What is expected: Begin with the line containing "Type out the text in this image." and copy each line exactly through the last line of the entries, inclusive.

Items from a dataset
☆ ☆ ☆ ☆

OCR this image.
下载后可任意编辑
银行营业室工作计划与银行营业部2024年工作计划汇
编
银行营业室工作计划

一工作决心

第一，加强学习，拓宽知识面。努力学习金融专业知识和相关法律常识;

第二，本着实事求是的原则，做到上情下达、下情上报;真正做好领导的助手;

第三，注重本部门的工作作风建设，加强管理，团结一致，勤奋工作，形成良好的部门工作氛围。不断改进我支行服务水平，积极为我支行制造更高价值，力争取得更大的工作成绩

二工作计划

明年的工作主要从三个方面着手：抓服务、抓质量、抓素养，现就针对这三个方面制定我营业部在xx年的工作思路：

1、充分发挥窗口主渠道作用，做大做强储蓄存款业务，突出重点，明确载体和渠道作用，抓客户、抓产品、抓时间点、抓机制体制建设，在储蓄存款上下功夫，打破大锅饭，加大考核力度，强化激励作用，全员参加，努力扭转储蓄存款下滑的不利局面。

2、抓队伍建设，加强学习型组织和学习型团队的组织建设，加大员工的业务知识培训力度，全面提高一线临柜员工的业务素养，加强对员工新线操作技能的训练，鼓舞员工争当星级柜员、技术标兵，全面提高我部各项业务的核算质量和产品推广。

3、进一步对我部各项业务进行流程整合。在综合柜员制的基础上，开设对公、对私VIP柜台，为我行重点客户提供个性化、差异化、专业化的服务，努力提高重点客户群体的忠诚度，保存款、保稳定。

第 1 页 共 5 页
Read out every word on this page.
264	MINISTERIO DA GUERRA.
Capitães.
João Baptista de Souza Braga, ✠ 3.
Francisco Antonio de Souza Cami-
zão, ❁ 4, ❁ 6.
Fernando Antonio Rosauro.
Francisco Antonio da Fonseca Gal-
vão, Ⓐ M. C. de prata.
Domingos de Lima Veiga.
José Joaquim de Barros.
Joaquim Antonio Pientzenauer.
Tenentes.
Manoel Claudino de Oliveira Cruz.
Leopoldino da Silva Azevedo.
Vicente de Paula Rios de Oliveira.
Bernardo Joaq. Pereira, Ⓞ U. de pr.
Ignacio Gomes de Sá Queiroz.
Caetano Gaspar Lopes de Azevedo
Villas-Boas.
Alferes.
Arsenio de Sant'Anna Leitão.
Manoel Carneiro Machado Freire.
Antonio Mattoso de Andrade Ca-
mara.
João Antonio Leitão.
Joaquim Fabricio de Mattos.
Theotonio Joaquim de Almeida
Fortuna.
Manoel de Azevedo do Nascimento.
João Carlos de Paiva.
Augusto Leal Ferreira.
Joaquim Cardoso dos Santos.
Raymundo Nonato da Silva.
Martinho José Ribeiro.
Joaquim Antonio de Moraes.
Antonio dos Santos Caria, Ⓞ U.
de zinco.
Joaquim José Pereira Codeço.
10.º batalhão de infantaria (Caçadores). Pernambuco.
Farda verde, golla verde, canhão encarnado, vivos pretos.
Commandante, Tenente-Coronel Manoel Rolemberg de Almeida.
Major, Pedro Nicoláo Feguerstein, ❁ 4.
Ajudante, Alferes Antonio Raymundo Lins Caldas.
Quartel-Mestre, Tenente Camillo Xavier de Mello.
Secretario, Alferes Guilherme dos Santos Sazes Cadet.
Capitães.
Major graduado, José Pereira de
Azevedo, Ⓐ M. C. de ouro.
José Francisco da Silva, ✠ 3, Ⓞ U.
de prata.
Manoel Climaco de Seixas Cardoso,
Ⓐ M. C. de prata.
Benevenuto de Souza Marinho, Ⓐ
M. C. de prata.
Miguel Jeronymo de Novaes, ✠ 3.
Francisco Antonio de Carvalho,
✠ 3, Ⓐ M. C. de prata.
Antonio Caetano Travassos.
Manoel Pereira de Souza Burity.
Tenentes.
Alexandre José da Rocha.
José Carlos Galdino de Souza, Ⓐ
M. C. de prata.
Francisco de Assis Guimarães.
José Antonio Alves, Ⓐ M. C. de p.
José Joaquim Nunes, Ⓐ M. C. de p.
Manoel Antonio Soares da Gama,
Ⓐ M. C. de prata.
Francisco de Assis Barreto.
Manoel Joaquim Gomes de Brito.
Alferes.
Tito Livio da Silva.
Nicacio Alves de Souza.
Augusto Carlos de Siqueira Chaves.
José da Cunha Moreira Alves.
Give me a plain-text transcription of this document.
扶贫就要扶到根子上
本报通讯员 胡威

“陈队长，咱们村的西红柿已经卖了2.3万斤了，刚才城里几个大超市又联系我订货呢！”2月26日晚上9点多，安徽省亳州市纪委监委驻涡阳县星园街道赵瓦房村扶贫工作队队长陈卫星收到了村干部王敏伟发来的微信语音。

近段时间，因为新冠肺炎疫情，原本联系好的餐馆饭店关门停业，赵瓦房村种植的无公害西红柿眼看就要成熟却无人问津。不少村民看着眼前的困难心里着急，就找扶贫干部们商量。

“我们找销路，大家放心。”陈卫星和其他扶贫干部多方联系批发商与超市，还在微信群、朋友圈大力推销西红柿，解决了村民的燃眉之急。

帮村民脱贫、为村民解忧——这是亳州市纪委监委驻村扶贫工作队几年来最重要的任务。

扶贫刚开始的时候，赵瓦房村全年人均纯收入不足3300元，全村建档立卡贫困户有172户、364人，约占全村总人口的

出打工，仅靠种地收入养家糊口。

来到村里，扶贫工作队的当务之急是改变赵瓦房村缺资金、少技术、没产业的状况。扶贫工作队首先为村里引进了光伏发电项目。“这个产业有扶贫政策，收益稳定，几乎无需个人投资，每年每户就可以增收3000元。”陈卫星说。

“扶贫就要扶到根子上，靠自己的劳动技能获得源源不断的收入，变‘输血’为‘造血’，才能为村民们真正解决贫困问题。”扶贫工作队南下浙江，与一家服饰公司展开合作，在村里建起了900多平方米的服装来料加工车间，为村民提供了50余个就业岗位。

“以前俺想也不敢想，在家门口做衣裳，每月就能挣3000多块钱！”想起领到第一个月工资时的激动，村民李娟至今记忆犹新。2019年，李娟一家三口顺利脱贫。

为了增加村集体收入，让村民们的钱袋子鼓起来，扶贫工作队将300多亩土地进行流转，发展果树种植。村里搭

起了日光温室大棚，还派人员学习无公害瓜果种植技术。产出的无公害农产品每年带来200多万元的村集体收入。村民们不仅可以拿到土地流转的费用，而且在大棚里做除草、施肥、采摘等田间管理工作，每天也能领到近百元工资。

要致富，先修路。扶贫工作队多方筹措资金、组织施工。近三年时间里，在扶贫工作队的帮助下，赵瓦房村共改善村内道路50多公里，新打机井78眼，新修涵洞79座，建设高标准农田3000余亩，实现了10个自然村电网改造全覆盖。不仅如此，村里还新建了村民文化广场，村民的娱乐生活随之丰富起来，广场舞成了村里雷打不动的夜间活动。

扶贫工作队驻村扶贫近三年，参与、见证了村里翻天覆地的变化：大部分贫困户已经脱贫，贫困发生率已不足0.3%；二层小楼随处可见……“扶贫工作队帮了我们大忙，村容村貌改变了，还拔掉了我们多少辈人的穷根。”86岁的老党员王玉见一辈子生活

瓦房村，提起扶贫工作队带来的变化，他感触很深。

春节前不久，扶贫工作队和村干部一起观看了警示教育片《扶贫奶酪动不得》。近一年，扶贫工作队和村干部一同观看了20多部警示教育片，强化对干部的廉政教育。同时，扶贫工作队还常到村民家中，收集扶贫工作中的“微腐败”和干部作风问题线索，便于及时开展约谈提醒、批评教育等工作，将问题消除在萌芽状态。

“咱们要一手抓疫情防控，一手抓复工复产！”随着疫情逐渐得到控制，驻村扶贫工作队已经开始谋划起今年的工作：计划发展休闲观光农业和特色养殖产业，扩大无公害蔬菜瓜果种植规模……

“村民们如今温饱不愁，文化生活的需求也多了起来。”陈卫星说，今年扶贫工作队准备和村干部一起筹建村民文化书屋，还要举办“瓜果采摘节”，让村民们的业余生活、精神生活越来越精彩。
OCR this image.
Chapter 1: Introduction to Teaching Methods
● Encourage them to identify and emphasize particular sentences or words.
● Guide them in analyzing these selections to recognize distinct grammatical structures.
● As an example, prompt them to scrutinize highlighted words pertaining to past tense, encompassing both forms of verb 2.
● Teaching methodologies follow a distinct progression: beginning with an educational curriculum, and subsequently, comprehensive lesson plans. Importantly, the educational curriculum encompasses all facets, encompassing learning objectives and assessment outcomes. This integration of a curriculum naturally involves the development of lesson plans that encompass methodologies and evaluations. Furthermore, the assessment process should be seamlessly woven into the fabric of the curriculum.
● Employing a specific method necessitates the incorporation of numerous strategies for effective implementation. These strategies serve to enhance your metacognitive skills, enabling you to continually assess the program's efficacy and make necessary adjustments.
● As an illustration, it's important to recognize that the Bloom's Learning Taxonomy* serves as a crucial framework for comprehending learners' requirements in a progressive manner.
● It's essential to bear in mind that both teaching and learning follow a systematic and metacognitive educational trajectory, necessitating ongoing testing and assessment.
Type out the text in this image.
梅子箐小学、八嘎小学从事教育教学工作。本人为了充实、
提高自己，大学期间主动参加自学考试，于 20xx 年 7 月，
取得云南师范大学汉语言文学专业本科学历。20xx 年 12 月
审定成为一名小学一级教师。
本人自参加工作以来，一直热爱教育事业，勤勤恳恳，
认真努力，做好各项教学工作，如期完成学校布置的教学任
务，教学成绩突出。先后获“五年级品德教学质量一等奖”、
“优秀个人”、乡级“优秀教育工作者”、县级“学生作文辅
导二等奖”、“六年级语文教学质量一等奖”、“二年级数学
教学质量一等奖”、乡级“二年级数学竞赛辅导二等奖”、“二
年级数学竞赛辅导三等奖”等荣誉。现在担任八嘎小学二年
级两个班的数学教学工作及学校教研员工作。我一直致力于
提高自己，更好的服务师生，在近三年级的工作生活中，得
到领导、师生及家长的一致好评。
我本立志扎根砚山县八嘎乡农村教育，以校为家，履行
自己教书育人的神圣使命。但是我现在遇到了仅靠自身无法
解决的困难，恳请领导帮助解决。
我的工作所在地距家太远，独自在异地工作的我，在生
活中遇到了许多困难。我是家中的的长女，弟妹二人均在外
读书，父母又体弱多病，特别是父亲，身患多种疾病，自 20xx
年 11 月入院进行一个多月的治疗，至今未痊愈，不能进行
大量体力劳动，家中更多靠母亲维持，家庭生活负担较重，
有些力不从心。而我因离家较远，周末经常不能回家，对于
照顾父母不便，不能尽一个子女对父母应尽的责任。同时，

☆ ☆ ☆ ☆

Output:
Type out the text in this image.
梅子箐小学、八嘎小学从事教育教学工作。本人为了充实、
提高自己，大学期间主动参加自学考试，于 20xx 年 7 月，
取得云南师范大学汉语言文学专业本科学历。20xx 年 12 月
审定成为一名小学一级教师。
本人自参加工作以来，一直热爱教育事业，勤勤恳恳，
认真努力，做好各项教学工作，如期完成学校布置的教学任
务，教学成绩突出。先后获“五年级品德教学质量一等奖”、
“优秀个人”、乡级“优秀教育工作者”、县级“学生作文辅
导二等奖”、“六年级语文教学质量一等奖”、“二年级数学
教学质量一等奖”、乡级“二年级数学竞赛辅导二等奖”、“二
年级数学竞赛辅导三等奖”等荣誉。现在担任八嘎小学二年
级两个班的数学教学工作及学校教研员工作。我一直致力于
提高自己，更好的服务师生，在近三年级的工作生活中，得
到领导、师生及家长的一致好评。
我本立志扎根砚山县八嘎乡农村教育，以校为家，履行
自己教书育人的神圣使命。但是我现在遇到了仅靠自身无法
解决的困难，恳请领导帮助解决。
我的工作所在地距家太远，独自在异地工作的我，在生
活中遇到了许多困难。我是家中的的长女，弟妹二人均在外
读书，父母又体弱多病，特别是父亲，身患多种疾病，自 20xx
年 11 月入院进行一个多月的治疗，至今未痊愈，不能进行
大量体力劳动，家中更多靠母亲维持，家庭生活负担较重，
有些力不从心。而我因离家较远，周末经常不能回家，对于
照顾父母不便，不能尽一个子女对父母应尽的责任。同时，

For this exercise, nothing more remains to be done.